** Begin Text section **

Monday Moments: Share A Story Month
Introduced By Holly King
May is National Share a Story Month. Setup by The Federation of Children’s Book Groups, this month encourages you to share a story with a child and celebrate all things books with competitions, blogs and giveaways. This year the theme is Myths, Magic and Mayhem, and here on Monday Moments, we will be kicking off May with a lot of alliteration and a page dedicated to mysteries, magical tales and myths.
Myths are one of the oldest forms of storytelling and, immediately, my mind goes to the classic Greek myths: heads full of snakes, a minotaur raging around a maze and a hero with a particularly weak ankle.
Magic has also been around for millennia, from the legend of St George and the Dragon to the witch trials in the 1600s and, the much more recent success, of the Harry Potter series.
And mystery stories snuck into mainstream popularity with characters like Sherlock Holmes, whose adventures have been retold for over 130 years. From the countless crime novels to The Famous Five, we love a story that leaves us guessing until the very end.
All of these types of storytelling involve a lot of imagination. But did you know that there is a theory our brains cannot create faces but, instead, they use fragments of faces we’ve already seen? If that’s true, where did inspiration for dragons, aliens and centaurs come from?

** End Text section **
** Begin Records for the task **

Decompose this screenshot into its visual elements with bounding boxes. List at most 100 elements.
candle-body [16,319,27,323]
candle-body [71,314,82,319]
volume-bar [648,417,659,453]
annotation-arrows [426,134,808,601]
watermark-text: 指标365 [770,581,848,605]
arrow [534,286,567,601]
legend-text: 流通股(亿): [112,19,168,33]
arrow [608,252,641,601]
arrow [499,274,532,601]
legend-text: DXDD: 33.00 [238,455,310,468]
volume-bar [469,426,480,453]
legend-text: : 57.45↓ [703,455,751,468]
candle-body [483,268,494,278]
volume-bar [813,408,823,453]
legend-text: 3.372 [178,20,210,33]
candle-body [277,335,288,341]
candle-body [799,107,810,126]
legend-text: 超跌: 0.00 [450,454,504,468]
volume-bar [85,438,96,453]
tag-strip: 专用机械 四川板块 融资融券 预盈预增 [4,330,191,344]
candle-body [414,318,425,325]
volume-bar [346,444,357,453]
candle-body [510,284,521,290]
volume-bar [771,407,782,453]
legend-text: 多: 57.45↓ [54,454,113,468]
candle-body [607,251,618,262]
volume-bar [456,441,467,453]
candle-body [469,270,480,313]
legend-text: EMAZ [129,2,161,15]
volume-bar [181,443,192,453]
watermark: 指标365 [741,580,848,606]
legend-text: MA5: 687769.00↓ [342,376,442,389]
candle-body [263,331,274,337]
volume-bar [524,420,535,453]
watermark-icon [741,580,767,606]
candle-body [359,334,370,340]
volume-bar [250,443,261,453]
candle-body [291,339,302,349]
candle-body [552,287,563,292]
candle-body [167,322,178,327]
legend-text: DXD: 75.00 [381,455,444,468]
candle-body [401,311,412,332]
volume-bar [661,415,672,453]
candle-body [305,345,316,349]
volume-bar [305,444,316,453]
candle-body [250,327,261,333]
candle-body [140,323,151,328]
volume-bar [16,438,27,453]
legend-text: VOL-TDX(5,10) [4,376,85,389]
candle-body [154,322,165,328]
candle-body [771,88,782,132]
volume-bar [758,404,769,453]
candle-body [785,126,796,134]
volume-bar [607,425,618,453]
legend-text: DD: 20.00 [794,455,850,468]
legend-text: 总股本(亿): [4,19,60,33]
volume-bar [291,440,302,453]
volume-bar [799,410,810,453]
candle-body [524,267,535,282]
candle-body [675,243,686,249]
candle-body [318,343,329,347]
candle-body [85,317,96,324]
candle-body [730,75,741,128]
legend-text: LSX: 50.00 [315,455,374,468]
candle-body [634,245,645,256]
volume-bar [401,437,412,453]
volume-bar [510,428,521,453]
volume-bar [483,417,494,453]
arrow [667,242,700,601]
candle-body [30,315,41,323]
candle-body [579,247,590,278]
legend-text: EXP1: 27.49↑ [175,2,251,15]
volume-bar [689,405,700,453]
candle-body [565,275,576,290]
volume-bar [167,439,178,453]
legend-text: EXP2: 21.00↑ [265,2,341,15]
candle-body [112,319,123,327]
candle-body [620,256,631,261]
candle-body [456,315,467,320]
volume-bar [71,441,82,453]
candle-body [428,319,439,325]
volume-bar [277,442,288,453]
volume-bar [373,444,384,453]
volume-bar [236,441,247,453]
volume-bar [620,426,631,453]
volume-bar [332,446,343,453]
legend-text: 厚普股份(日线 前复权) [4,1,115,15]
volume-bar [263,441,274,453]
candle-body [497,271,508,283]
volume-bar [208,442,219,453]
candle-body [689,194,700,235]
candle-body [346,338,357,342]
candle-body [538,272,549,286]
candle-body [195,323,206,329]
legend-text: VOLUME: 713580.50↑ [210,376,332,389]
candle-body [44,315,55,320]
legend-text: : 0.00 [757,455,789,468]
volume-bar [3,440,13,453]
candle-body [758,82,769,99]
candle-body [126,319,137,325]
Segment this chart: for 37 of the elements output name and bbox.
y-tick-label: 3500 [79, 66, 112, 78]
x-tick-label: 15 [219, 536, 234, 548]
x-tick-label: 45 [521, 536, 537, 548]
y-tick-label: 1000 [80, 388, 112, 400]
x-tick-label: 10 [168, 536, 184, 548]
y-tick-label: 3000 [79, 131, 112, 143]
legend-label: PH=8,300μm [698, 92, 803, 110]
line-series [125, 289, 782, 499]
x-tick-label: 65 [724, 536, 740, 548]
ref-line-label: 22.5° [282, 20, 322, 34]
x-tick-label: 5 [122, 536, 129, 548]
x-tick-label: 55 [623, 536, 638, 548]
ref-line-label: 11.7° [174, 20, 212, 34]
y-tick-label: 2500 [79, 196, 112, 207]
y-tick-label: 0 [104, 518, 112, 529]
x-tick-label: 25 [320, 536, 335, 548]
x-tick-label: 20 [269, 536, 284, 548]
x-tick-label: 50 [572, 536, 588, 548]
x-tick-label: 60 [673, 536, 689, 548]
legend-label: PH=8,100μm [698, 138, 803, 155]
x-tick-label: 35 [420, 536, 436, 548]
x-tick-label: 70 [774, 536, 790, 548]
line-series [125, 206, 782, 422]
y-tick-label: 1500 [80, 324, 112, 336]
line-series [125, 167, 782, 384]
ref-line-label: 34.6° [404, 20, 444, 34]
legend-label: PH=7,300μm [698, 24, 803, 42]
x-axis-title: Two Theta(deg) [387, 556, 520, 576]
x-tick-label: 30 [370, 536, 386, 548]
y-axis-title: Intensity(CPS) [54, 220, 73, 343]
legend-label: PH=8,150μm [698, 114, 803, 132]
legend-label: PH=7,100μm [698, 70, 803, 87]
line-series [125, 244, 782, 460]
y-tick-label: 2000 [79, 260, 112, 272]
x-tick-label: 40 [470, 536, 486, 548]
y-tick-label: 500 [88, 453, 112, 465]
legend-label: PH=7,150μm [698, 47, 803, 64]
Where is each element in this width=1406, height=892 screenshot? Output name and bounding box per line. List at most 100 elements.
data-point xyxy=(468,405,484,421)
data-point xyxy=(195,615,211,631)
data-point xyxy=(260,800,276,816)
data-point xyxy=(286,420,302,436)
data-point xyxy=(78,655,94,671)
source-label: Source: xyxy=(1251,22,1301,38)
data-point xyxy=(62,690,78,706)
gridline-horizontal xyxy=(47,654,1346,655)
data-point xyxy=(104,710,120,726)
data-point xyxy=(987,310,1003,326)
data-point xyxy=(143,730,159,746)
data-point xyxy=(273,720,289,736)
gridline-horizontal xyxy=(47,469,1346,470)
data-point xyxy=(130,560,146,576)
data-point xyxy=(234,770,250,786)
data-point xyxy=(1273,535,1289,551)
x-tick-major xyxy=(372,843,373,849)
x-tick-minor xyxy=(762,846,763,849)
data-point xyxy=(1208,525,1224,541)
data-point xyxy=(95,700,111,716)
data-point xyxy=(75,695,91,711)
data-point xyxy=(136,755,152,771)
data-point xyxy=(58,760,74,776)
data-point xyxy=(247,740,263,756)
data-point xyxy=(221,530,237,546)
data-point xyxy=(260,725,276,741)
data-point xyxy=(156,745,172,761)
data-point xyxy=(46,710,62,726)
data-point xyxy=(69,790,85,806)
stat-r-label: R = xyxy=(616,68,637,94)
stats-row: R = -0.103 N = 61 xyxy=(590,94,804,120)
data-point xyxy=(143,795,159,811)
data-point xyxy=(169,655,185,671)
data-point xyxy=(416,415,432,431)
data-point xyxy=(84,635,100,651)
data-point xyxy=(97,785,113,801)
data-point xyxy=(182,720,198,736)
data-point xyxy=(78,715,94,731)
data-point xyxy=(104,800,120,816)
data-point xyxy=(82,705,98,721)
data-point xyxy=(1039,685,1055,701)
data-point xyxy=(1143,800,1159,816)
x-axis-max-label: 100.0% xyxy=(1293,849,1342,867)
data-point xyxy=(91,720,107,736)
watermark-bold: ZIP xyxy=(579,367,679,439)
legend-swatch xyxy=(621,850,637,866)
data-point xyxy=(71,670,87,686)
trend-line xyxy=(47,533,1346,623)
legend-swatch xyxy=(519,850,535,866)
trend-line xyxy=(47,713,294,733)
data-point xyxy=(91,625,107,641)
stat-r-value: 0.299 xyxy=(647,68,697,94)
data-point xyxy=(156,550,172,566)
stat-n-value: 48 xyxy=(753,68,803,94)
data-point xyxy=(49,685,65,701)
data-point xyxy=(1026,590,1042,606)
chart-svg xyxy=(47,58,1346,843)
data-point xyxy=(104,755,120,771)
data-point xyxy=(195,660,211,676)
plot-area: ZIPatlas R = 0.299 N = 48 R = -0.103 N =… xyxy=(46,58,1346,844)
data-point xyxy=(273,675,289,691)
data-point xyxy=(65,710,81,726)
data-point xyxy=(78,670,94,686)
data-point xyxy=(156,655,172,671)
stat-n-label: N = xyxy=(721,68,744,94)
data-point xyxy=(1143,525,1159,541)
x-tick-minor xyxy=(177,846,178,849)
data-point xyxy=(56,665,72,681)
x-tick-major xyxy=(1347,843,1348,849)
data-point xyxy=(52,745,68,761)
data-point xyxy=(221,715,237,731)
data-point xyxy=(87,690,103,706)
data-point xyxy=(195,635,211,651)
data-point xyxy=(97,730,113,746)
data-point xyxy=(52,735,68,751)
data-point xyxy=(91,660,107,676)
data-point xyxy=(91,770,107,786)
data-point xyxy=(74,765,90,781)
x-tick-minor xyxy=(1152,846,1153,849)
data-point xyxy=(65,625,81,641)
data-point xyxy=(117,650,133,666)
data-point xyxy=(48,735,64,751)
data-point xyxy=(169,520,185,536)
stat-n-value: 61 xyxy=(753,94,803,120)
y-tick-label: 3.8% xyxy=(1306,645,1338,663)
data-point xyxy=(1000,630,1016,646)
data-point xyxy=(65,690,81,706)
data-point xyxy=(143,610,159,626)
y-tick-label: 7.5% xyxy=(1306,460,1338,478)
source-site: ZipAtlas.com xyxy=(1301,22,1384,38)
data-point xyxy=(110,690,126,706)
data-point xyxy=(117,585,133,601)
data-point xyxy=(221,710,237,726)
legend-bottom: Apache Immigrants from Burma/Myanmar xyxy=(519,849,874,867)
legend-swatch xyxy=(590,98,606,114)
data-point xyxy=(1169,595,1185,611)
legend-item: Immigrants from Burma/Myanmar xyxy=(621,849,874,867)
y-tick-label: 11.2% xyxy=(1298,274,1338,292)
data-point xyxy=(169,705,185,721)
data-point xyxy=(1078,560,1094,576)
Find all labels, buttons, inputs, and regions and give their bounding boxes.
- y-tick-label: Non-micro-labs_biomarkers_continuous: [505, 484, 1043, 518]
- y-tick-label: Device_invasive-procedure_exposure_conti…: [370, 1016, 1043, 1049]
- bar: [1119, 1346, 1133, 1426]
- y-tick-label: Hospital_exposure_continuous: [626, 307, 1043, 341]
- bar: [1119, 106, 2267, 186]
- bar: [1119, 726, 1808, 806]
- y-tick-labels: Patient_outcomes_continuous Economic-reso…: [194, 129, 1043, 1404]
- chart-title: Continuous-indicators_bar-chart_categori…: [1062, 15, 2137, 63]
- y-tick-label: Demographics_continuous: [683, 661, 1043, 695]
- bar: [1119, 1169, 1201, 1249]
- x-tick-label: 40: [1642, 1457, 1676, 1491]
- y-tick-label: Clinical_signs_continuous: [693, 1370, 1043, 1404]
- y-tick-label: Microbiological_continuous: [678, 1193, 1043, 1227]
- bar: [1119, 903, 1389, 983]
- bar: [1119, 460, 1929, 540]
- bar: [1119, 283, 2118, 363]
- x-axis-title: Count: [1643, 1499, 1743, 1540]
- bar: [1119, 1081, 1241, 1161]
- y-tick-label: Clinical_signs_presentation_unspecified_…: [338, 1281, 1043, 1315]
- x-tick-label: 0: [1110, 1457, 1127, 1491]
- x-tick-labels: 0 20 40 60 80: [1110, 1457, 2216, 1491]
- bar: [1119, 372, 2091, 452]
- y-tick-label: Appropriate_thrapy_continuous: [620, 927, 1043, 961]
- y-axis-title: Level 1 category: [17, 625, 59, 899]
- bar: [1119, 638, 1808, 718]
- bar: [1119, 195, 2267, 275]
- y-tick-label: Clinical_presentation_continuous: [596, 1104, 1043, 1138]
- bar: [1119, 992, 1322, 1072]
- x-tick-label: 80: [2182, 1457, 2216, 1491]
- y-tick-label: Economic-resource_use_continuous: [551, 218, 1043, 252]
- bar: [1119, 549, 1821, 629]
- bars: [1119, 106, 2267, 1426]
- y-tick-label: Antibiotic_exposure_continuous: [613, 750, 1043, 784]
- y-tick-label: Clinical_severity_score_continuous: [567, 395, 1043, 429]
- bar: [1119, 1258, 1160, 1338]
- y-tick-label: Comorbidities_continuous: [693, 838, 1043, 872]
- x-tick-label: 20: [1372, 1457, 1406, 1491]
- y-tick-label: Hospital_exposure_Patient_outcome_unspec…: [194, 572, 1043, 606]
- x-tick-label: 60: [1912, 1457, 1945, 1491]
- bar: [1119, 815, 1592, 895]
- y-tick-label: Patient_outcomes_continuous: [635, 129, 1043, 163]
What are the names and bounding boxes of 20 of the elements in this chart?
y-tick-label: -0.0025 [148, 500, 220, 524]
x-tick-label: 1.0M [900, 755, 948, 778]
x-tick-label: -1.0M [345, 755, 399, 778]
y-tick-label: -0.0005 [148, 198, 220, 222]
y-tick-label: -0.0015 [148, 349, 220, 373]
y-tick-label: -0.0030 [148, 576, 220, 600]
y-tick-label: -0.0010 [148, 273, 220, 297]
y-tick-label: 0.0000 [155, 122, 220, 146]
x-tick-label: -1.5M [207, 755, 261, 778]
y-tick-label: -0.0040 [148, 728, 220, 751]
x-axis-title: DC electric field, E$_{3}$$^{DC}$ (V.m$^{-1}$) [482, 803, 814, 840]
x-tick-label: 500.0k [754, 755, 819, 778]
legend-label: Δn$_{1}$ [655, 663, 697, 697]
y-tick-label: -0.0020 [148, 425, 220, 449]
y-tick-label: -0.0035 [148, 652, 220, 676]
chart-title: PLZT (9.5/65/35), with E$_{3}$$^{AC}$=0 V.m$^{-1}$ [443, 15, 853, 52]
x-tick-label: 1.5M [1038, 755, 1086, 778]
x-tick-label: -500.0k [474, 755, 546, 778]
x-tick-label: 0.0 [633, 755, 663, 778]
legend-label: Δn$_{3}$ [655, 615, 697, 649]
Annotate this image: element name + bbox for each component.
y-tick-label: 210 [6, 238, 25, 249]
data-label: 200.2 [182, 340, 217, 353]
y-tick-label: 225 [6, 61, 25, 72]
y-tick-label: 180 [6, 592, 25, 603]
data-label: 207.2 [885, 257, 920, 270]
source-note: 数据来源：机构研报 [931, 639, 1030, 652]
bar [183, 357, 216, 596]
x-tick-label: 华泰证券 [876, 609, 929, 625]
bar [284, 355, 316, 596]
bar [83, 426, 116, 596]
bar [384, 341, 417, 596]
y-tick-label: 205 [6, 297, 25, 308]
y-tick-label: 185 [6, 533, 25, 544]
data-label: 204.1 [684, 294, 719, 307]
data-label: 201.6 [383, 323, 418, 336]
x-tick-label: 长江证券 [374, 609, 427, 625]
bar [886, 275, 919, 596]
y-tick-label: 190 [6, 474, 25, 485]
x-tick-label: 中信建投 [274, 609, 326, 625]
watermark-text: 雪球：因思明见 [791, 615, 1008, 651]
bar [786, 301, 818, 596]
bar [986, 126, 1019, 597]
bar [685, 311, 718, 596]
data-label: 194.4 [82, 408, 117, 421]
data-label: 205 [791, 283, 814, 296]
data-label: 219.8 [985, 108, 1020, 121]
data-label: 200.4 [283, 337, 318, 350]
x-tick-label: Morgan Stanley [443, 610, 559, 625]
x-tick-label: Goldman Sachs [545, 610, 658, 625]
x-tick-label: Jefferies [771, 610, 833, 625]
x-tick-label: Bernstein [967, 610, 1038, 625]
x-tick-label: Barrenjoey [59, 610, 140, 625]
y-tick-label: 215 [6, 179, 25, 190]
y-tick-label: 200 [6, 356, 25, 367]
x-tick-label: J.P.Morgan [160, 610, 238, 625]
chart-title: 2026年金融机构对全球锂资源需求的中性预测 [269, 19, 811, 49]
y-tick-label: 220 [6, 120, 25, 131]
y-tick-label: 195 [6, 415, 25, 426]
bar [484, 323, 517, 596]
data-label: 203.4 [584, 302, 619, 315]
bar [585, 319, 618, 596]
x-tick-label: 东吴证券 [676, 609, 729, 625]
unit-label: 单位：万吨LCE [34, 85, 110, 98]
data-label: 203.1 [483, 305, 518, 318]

** End Records for the task **

Work to do:
1. Show each line of the records that contains the string "Morgan", matching case exactly.
2. Resume the article on Share a Story Month, continuing directly after its final sentence.
The records bear no relation to the Share a Story Month article.

Outputs by task:
1.
x-tick-label: Morgan Stanley [443, 610, 559, 625]
x-tick-label: J.P.Morgan [160, 610, 238, 625]

2.
Perhaps our first feature can offer some insight. Lyndsey Croal is a Scottish science fiction and fantasy writer based in Edinburgh. She received a Scottish Book Trust New Writers Award for 2020 and is working on her debut novel. Her work has been published or is forthcoming in a number of magazines and anthologies, including Folkways Press, MookyChick and Cunning Folk Magazine. Her debut audio drama drawing on Scottish Folklore was recently produced by the Alternative Stories and Fake Realities podcast.
Writing Inspiration from Folklore and Myth
Folklore and mythology can offer vibrant inspiration for creative writing. In particular, because these stories often having a close connection to place, they can tell us a lot about our local history, politics, culture, or even the natural environment. Looking at folklore in Scotland, for instance, the number of stories that centre around water and the sea can give us an insight into the history of seafaring, treacherous weather and environmental conditions, and creatures or phenomenon that may have once been mistaken for mythological beasts. Exploring folklore in creative practice can, therefore, offer rich worlds to draw from while providing an opportunity to celebrate and connect with our own culture and history.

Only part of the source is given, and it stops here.